▸ **AIM OF THE TASK**
Without the pictures, copy all the entries below exactly.

▸ **TASK DATA**
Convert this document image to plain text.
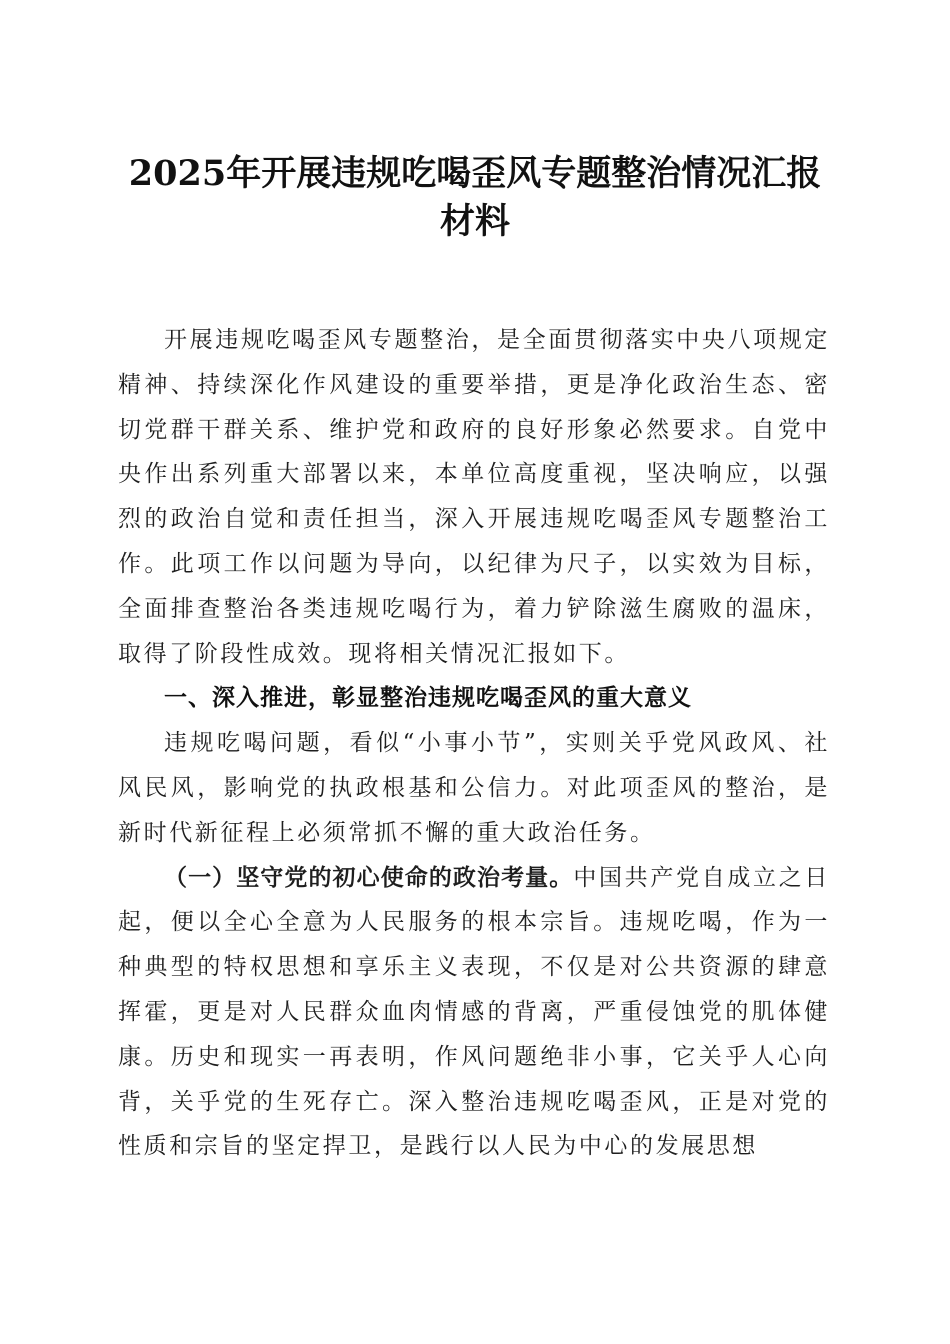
2025年开展违规吃喝歪风专题整治情况汇报
材料

开展违规吃喝歪风专题整治，是全面贯彻落实中央八项规定精神、持续深化作风建设的重要举措，更是净化政治生态、密切党群干群关系、维护党和政府的良好形象必然要求。自党中央作出系列重大部署以来，本单位高度重视，坚决响应，以强烈的政治自觉和责任担当，深入开展违规吃喝歪风专题整治工作。此项工作以问题为导向，以纪律为尺子，以实效为目标，全面排查整治各类违规吃喝行为，着力铲除滋生腐败的温床，取得了阶段性成效。现将相关情况汇报如下。

一、深入推进，彰显整治违规吃喝歪风的重大意义

违规吃喝问题，看似“小事小节”，实则关乎党风政风、社风民风，影响党的执政根基和公信力。对此项歪风的整治，是新时代新征程上必须常抓不懈的重大政治任务。

（一）坚守党的初心使命的政治考量。中国共产党自成立之日起，便以全心全意为人民服务的根本宗旨。违规吃喝，作为一种典型的特权思想和享乐主义表现，不仅是对公共资源的肆意挥霍，更是对人民群众血肉情感的背离，严重侵蚀党的肌体健康。历史和现实一再表明，作风问题绝非小事，它关乎人心向背，关乎党的生死存亡。深入整治违规吃喝歪风，正是对党的性质和宗旨的坚定捍卫，是践行以人民为中心的发展思想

▸ **SOLUTION TO THIS EXERCISE**
Convert this document image to plain text.
2025年开展违规吃喝歪风专题整治情况汇报
材料

开展违规吃喝歪风专题整治，是全面贯彻落实中央八项规定精神、持续深化作风建设的重要举措，更是净化政治生态、密切党群干群关系、维护党和政府的良好形象必然要求。自党中央作出系列重大部署以来，本单位高度重视，坚决响应，以强烈的政治自觉和责任担当，深入开展违规吃喝歪风专题整治工作。此项工作以问题为导向，以纪律为尺子，以实效为目标，全面排查整治各类违规吃喝行为，着力铲除滋生腐败的温床，取得了阶段性成效。现将相关情况汇报如下。

一、深入推进，彰显整治违规吃喝歪风的重大意义

违规吃喝问题，看似“小事小节”，实则关乎党风政风、社风民风，影响党的执政根基和公信力。对此项歪风的整治，是新时代新征程上必须常抓不懈的重大政治任务。

（一）坚守党的初心使命的政治考量。中国共产党自成立之日起，便以全心全意为人民服务的根本宗旨。违规吃喝，作为一种典型的特权思想和享乐主义表现，不仅是对公共资源的肆意挥霍，更是对人民群众血肉情感的背离，严重侵蚀党的肌体健康。历史和现实一再表明，作风问题绝非小事，它关乎人心向背，关乎党的生死存亡。深入整治违规吃喝歪风，正是对党的性质和宗旨的坚定捍卫，是践行以人民为中心的发展思想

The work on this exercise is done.